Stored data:

start

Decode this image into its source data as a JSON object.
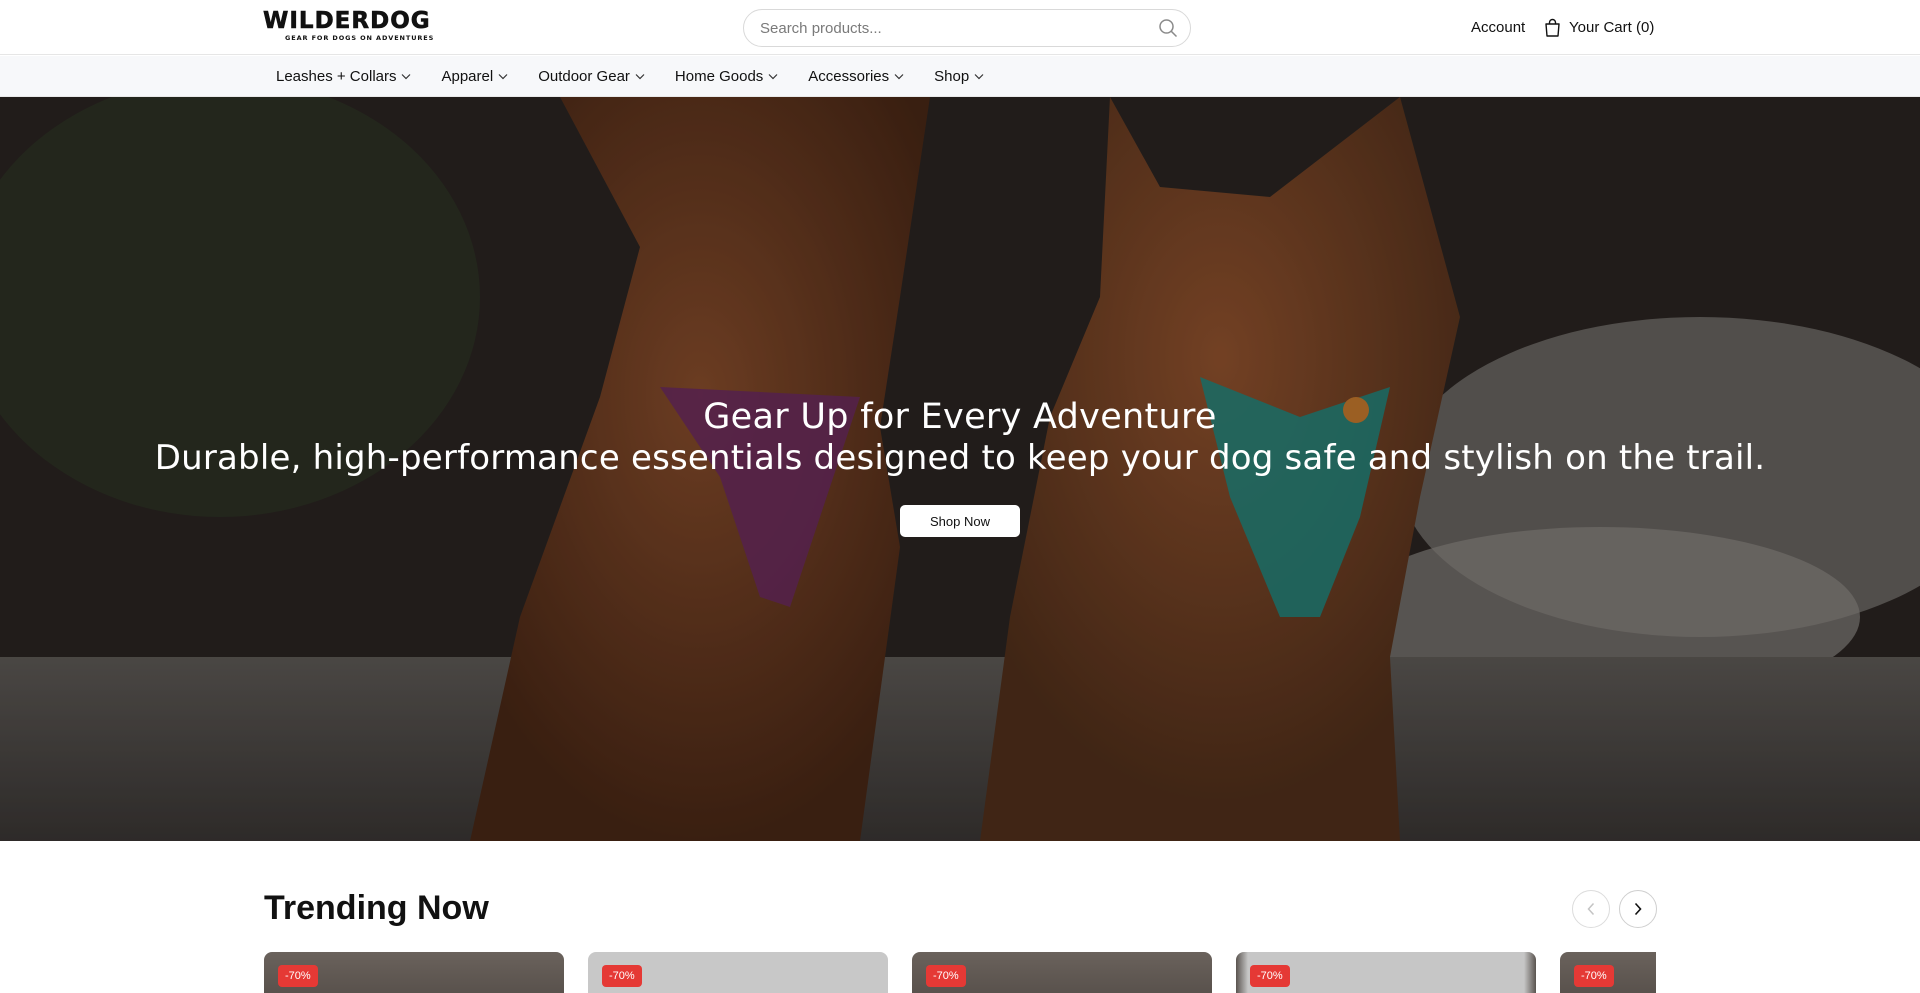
{
  "header": {
    "logo_text": "WILDERDOG",
    "logo_tagline": "GEAR FOR DOGS ON ADVENTURES",
    "search_placeholder": "Search products...",
    "account_label": "Account",
    "cart_label": "Your Cart (0)"
  },
  "nav": {
    "items": [
      {
        "label": "Leashes + Collars",
        "icon": "chevron-down-icon"
      },
      {
        "label": "Apparel",
        "icon": "chevron-down-icon"
      },
      {
        "label": "Outdoor Gear",
        "icon": "chevron-down-icon"
      },
      {
        "label": "Home Goods",
        "icon": "chevron-down-icon"
      },
      {
        "label": "Accessories",
        "icon": "chevron-down-icon"
      },
      {
        "label": "Shop",
        "icon": "chevron-down-icon"
      }
    ]
  },
  "hero": {
    "title": "Gear Up for Every Adventure",
    "subtitle": "Durable, high-performance essentials designed to keep your dog safe and stylish on the trail.",
    "cta_label": "Shop Now"
  },
  "trending": {
    "title": "Trending Now",
    "products": [
      {
        "badge": "-70%"
      },
      {
        "badge": "-70%"
      },
      {
        "badge": "-70%"
      },
      {
        "badge": "-70%"
      },
      {
        "badge": "-70%"
      }
    ]
  },
  "colors": {
    "badge": "#e53935",
    "nav_background": "#f7f8fa",
    "text": "#111111"
  }
}
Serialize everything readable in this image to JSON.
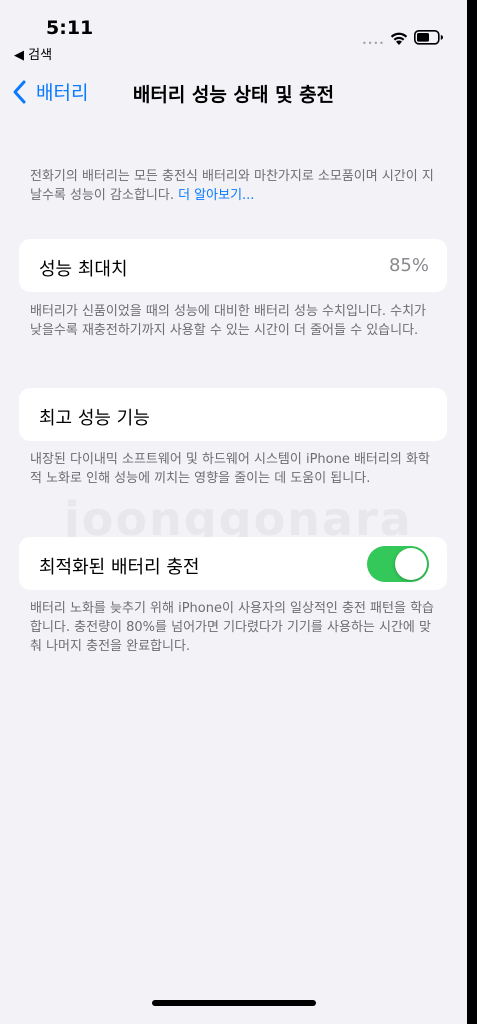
{
  "status_bar": {
    "time": "5:11",
    "back_app": "◀ 검색",
    "signal_dots": "••••",
    "icons": [
      "wifi-icon",
      "battery-icon"
    ]
  },
  "nav": {
    "back_label": "배터리",
    "title": "배터리 성능 상태 및 충전"
  },
  "intro": {
    "text": "전화기의 배터리는 모든 충전식 배터리와 마찬가지로 소모품이며 시간이 지날수록 성능이 감소합니다. ",
    "link": "더 알아보기..."
  },
  "max_capacity": {
    "label": "성능 최대치",
    "value": "85%",
    "footnote": "배터리가 신품이었을 때의 성능에 대비한 배터리 성능 수치입니다. 수치가 낮을수록 재충전하기까지 사용할 수 있는 시간이 더 줄어들 수 있습니다."
  },
  "peak_performance": {
    "label": "최고 성능 기능",
    "footnote": "내장된 다이내믹 소프트웨어 및 하드웨어 시스템이 iPhone 배터리의 화학적 노화로 인해 성능에 끼치는 영향을 줄이는 데 도움이 됩니다."
  },
  "optimized_charging": {
    "label": "최적화된 배터리 충전",
    "enabled": true,
    "footnote": "배터리 노화를 늦추기 위해 iPhone이 사용자의 일상적인 충전 패턴을 학습합니다. 충전량이 80%를 넘어가면 기다렸다가 기기를 사용하는 시간에 맞춰 나머지 충전을 완료합니다."
  },
  "watermark": "joonggonara",
  "colors": {
    "accent": "#0a7aff",
    "toggle_on": "#34c759",
    "background": "#f2f2f7"
  }
}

end

**To be done**
Go through the data above and transcribe it in full, omitting any image.

**Response to this exercise**
Decode this image into its source data as a JSON object.
{
  "header": {
    "logo_text": "WILDERDOG",
    "logo_tagline": "GEAR FOR DOGS ON ADVENTURES",
    "search_placeholder": "Search products...",
    "account_label": "Account",
    "cart_label": "Your Cart (0)"
  },
  "nav": {
    "items": [
      {
        "label": "Leashes + Collars",
        "icon": "chevron-down-icon"
      },
      {
        "label": "Apparel",
        "icon": "chevron-down-icon"
      },
      {
        "label": "Outdoor Gear",
        "icon": "chevron-down-icon"
      },
      {
        "label": "Home Goods",
        "icon": "chevron-down-icon"
      },
      {
        "label": "Accessories",
        "icon": "chevron-down-icon"
      },
      {
        "label": "Shop",
        "icon": "chevron-down-icon"
      }
    ]
  },
  "hero": {
    "title": "Gear Up for Every Adventure",
    "subtitle": "Durable, high-performance essentials designed to keep your dog safe and stylish on the trail.",
    "cta_label": "Shop Now"
  },
  "trending": {
    "title": "Trending Now",
    "products": [
      {
        "badge": "-70%"
      },
      {
        "badge": "-70%"
      },
      {
        "badge": "-70%"
      },
      {
        "badge": "-70%"
      },
      {
        "badge": "-70%"
      }
    ]
  },
  "colors": {
    "badge": "#e53935",
    "nav_background": "#f7f8fa",
    "text": "#111111"
  }
}
Serialize everything readable in this image to JSON.
{
  "status_bar": {
    "time": "5:11",
    "back_app": "◀ 검색",
    "signal_dots": "••••",
    "icons": [
      "wifi-icon",
      "battery-icon"
    ]
  },
  "nav": {
    "back_label": "배터리",
    "title": "배터리 성능 상태 및 충전"
  },
  "intro": {
    "text": "전화기의 배터리는 모든 충전식 배터리와 마찬가지로 소모품이며 시간이 지날수록 성능이 감소합니다. ",
    "link": "더 알아보기..."
  },
  "max_capacity": {
    "label": "성능 최대치",
    "value": "85%",
    "footnote": "배터리가 신품이었을 때의 성능에 대비한 배터리 성능 수치입니다. 수치가 낮을수록 재충전하기까지 사용할 수 있는 시간이 더 줄어들 수 있습니다."
  },
  "peak_performance": {
    "label": "최고 성능 기능",
    "footnote": "내장된 다이내믹 소프트웨어 및 하드웨어 시스템이 iPhone 배터리의 화학적 노화로 인해 성능에 끼치는 영향을 줄이는 데 도움이 됩니다."
  },
  "optimized_charging": {
    "label": "최적화된 배터리 충전",
    "enabled": true,
    "footnote": "배터리 노화를 늦추기 위해 iPhone이 사용자의 일상적인 충전 패턴을 학습합니다. 충전량이 80%를 넘어가면 기다렸다가 기기를 사용하는 시간에 맞춰 나머지 충전을 완료합니다."
  },
  "watermark": "joonggonara",
  "colors": {
    "accent": "#0a7aff",
    "toggle_on": "#34c759",
    "background": "#f2f2f7"
  }
}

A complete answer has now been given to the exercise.